Exercises to complete
[a] Print the Eve: Valkyrie article word for word, everything from "This UI, with" down to "design is evolving.".
[b] Continue the article about Eve: Valkyrie from where it stops.

Text
This is Eve: Valkyrie, and it's one of the best virtual reality games I've ever played.
Moving towards release
Eve: Valkyrie began life as the work of a few developers inside CCP. It was called "Eve VR," and they showed it off at Fanfest two years ago, and the company seemed shocked when everyone became instant fans of the experience. It was quickly moved into full production, moved over to the Unreal Engine, and is now slated to be a launch title for the consumer version of the Oculus Rift and Sony's Project Morpheus.
So what have they been doing for the past year since we've tried it?
"We've been working on everything. We've changed the flight model completely, it's now totally physics based. We've changed the game mode where you have to drop a drone to gain territory on the map," Sigurdur Gunnarsson, the senior programmer of Valkyrie, told Polygon.
There's a new ship now, the heavy. The heavy is slower, but it has a warp move that allows it to move quickly around the battlefield. That move comes with a cool down, so you'll have to use it with some thoughts.
There are two stripes of gold on your canopy, and it takes me a second to realize one is for my shields, and the other for my ship's health. You can see what ship you have targeted on your main screen, which sits a bit below your eye line when looking directly in front of your ship. This also shows you the shields of your target.
All the information is right there when you look ahead, but turn to the sides to track a target and you leave the data behind. Everything, even your head movement, becomes game play.
"I think in terms of UI in VR, everyone is still learning. But I think there's a sense that we've learned that just because you can do something doesn't mean it's a good idea," Owen O'Brien, executive producer on EVE: Valkyrie told Polygon.
This UI, with everything on the same plane so your eye is either focused on the ship or on the battle, is both comfortable and efficient. They're learning. The changes made from year to year during these reveals at Fanfest in Iceland are some of the best evidence at how quickly virtual reality game design is evolving.

Dataset

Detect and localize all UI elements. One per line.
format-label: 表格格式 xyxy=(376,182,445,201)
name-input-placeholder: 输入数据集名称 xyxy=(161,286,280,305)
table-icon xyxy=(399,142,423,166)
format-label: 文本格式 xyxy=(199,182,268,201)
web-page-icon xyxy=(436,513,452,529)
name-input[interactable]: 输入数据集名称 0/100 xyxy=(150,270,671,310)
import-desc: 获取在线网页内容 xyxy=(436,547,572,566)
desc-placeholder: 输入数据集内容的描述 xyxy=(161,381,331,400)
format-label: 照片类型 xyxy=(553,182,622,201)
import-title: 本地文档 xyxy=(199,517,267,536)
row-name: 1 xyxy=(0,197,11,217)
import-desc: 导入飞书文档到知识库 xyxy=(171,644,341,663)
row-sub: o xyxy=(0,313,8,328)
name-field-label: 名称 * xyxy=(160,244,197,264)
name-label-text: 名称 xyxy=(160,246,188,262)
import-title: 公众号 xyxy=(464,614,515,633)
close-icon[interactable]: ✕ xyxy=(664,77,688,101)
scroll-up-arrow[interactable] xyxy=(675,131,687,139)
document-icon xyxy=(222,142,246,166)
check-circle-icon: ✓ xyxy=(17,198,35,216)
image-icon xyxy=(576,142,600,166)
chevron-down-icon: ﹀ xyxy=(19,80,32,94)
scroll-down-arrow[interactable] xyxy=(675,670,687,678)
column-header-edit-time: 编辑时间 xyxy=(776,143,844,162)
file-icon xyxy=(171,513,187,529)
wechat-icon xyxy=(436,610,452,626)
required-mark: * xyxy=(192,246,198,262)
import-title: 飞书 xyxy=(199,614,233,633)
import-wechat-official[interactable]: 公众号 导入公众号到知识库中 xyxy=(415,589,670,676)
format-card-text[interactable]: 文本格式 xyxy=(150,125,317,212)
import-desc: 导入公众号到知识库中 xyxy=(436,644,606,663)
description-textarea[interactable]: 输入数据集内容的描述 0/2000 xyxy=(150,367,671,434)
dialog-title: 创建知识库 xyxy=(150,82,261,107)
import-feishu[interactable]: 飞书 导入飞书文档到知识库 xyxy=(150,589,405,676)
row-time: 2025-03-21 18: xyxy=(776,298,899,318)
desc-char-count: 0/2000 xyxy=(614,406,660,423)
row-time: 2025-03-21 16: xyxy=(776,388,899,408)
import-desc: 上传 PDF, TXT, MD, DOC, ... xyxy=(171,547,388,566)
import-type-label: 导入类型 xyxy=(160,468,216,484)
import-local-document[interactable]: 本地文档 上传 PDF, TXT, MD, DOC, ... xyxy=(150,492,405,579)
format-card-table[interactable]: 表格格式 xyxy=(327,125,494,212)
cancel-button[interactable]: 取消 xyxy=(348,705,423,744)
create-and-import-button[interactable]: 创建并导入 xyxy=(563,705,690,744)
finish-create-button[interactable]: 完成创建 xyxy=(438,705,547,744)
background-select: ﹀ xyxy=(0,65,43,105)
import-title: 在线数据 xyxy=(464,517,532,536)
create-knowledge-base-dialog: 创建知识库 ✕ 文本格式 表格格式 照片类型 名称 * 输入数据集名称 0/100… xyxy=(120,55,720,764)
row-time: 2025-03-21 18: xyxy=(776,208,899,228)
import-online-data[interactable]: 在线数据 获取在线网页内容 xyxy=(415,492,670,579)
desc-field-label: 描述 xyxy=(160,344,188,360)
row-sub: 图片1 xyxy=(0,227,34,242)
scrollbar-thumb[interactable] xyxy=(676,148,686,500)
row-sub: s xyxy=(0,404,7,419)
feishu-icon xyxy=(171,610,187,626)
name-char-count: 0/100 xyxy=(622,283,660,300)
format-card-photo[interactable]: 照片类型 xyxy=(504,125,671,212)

Answer set
[a]
This UI, with everything on the same plane so your eye is either focused on the ship or on the battle, is both comfortable and efficient. They're learning. The changes made from year to year during these reveals at Fanfest in Iceland are some of the best evidence at how quickly virtual reality game design is evolving.

[b]
The single-player game will take you through the story of the game's lead character while teaching you the basics of combat, so every single-player mission is also a multiplayer map. This map is an escort mission, from your early day's in the Navy of one of EVE's factions, the Gallente.
It also gives you a sense of the scale and drama from Eve Online, giving you a sort of commercial for CCP's flagship product inside of this faster-paced VR game.
Even the game mode, which is something like a standard "king of the hill" format has a few added wrinkles. Every ship has a drone, and you have to release your drone to capture set points on the map. The more drones your team has deployed, the faster you take each point. If you don't want to take on the other team directly, you can just fly around take out their drones.
Everything, even your head movement, becomes game play
It's impossible to describe what it's like to play even a short round of this game in print. You're inside a spaceship, flying around epic battles and dogfighting the opposition. You can move your body and watch your virtual body in the cockpit mirror your actions, giving you a sense of presence and reality inside the battle that helps lock you into position.
I've played a few times during Fanfest, and it takes my breath away every time. This is what it's like when a talented developer understands virtual reality and crafts an experience aimed directly at the platform. It's a sit down experience that gives you a short, easy to understand blast of life as a deep-space fighter pilot.
This is one of the reasons the team feels comfortable with a VR-only competitive multiplayer game, a genre that operates as a niche inside of a niche. They know their audience. During a presentation O'Brien asked how many people in the audience, all hardcore Eve fans who traveled to Iceland for the show, had an Oculus Rift at home. A surprisingly number of hands shot up.
"I was surprised when I asked how many people in the audience had [Oculus Rift development kits], it was more than I was expecting," O'Brien said. "I think in terms of game we're making it works with the demographic of people who will be early adopters for virtual reality."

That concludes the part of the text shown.